**WRITTEN TASK**
Using the data below, copy every line that contains the word "summary".

******

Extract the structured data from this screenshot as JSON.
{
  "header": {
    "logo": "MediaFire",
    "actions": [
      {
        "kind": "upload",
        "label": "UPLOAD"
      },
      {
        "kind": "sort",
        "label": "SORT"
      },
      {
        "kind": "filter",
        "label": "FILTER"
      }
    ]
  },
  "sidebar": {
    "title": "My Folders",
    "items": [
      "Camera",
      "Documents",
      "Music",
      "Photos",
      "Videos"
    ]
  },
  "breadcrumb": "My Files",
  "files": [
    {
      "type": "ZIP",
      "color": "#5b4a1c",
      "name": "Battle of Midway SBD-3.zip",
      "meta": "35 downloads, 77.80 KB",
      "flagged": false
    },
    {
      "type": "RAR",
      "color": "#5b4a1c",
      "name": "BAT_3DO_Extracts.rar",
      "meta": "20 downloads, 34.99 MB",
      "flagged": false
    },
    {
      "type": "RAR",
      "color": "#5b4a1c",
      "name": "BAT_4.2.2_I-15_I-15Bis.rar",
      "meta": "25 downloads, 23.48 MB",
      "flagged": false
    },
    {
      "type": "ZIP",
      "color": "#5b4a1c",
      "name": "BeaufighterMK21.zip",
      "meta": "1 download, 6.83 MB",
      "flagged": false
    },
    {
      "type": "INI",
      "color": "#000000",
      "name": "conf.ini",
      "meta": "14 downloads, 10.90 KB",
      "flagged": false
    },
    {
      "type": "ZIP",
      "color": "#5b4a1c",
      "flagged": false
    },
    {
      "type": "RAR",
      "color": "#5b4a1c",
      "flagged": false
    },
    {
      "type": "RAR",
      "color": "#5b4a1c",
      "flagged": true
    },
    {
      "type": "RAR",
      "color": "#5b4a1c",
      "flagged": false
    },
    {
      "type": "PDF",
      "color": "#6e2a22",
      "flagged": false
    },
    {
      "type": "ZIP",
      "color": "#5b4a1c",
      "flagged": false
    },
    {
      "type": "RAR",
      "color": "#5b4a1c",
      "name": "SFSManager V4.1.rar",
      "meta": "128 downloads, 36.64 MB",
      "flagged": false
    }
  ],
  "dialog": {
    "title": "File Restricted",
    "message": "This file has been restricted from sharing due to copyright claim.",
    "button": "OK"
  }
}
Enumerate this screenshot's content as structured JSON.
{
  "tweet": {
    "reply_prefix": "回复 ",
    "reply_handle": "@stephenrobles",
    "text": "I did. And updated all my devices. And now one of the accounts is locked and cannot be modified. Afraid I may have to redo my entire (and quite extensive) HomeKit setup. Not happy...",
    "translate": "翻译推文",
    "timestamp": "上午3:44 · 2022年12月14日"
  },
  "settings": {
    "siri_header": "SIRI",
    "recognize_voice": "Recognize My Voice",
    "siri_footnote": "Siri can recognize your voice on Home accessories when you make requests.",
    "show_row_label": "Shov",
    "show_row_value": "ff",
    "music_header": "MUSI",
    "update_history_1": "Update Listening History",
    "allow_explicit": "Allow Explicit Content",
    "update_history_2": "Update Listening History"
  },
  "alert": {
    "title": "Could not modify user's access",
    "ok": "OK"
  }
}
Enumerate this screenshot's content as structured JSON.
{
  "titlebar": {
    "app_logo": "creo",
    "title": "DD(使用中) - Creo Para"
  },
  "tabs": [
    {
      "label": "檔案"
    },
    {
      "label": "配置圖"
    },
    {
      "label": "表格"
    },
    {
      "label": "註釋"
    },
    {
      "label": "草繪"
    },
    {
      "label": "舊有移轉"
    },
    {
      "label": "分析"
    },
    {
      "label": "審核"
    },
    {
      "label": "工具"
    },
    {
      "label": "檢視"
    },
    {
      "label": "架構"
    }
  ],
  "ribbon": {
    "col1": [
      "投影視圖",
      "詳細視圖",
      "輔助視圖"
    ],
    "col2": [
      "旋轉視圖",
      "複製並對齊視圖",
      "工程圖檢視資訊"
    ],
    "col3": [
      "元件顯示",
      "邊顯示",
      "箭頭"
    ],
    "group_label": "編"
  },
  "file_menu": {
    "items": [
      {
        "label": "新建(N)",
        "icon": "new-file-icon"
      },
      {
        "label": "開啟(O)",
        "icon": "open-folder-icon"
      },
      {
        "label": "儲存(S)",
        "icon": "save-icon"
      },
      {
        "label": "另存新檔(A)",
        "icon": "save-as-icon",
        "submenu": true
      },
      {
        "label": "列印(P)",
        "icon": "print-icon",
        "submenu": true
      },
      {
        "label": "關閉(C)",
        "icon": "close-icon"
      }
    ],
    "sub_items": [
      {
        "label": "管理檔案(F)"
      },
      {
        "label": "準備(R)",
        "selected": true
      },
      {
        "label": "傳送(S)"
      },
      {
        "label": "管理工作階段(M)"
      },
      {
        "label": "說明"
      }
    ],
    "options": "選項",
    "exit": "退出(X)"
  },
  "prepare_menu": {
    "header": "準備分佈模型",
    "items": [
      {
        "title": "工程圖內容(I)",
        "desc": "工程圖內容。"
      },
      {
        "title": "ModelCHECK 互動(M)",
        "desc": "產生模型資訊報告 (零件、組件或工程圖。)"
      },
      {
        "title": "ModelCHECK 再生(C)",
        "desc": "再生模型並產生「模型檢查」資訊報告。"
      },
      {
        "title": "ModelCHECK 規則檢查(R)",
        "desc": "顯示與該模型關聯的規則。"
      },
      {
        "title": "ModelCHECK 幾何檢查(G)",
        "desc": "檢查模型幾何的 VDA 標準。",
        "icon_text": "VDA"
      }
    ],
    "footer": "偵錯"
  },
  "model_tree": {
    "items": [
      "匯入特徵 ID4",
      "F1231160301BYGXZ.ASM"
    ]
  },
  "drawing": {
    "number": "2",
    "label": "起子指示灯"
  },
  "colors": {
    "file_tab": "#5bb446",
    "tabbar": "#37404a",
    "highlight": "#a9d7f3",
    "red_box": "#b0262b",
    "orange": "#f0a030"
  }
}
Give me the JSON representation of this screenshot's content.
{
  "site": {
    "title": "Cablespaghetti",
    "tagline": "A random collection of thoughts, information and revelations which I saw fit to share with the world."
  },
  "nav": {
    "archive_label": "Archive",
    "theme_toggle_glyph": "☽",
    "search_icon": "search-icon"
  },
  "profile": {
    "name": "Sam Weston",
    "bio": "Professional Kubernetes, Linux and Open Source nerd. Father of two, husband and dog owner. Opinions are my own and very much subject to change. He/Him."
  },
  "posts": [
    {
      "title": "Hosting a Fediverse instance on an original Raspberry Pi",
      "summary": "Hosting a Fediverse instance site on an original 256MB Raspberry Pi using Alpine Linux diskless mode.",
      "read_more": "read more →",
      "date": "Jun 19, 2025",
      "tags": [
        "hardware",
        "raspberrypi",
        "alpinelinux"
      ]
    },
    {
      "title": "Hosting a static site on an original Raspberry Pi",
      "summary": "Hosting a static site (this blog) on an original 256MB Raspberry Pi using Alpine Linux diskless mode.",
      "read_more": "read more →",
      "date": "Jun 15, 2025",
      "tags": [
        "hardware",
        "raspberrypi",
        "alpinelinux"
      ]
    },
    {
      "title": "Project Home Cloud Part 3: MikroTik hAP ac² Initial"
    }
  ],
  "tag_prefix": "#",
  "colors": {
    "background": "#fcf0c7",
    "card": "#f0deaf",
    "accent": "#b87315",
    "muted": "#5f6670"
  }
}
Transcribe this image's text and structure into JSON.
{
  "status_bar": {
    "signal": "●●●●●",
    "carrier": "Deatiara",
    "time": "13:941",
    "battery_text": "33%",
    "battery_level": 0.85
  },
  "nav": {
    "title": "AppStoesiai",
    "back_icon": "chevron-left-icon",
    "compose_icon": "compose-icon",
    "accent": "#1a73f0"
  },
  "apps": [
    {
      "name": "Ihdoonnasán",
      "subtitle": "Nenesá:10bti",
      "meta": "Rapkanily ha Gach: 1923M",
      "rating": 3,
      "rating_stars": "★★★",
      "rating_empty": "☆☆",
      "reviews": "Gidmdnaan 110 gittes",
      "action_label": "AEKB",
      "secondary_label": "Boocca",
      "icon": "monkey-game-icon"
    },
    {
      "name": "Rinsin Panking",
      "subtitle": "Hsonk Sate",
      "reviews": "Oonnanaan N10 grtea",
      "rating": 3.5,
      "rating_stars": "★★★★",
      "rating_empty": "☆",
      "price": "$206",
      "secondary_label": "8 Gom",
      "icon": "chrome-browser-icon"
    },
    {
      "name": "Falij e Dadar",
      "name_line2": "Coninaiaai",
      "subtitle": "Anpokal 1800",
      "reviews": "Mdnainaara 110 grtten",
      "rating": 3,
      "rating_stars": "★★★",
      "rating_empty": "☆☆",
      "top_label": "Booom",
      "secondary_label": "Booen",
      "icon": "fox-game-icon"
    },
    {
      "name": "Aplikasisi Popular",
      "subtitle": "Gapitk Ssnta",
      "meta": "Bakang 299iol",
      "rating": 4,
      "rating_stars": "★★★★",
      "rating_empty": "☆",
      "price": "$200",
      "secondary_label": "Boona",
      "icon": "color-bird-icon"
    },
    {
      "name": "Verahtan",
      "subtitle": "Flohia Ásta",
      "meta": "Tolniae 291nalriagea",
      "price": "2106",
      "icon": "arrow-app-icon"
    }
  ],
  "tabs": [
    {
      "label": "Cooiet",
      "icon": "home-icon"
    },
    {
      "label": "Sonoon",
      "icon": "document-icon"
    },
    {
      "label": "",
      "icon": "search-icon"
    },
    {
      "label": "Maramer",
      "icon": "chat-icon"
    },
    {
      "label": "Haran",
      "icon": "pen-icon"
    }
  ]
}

******

**ANSWER TO THIS PROBLEM**
      "summary": "Hosting a Fediverse instance site on an original 256MB Raspberry Pi using Alpine Linux diskless mode.",
      "summary": "Hosting a static site (this blog) on an original 256MB Raspberry Pi using Alpine Linux diskless mode.",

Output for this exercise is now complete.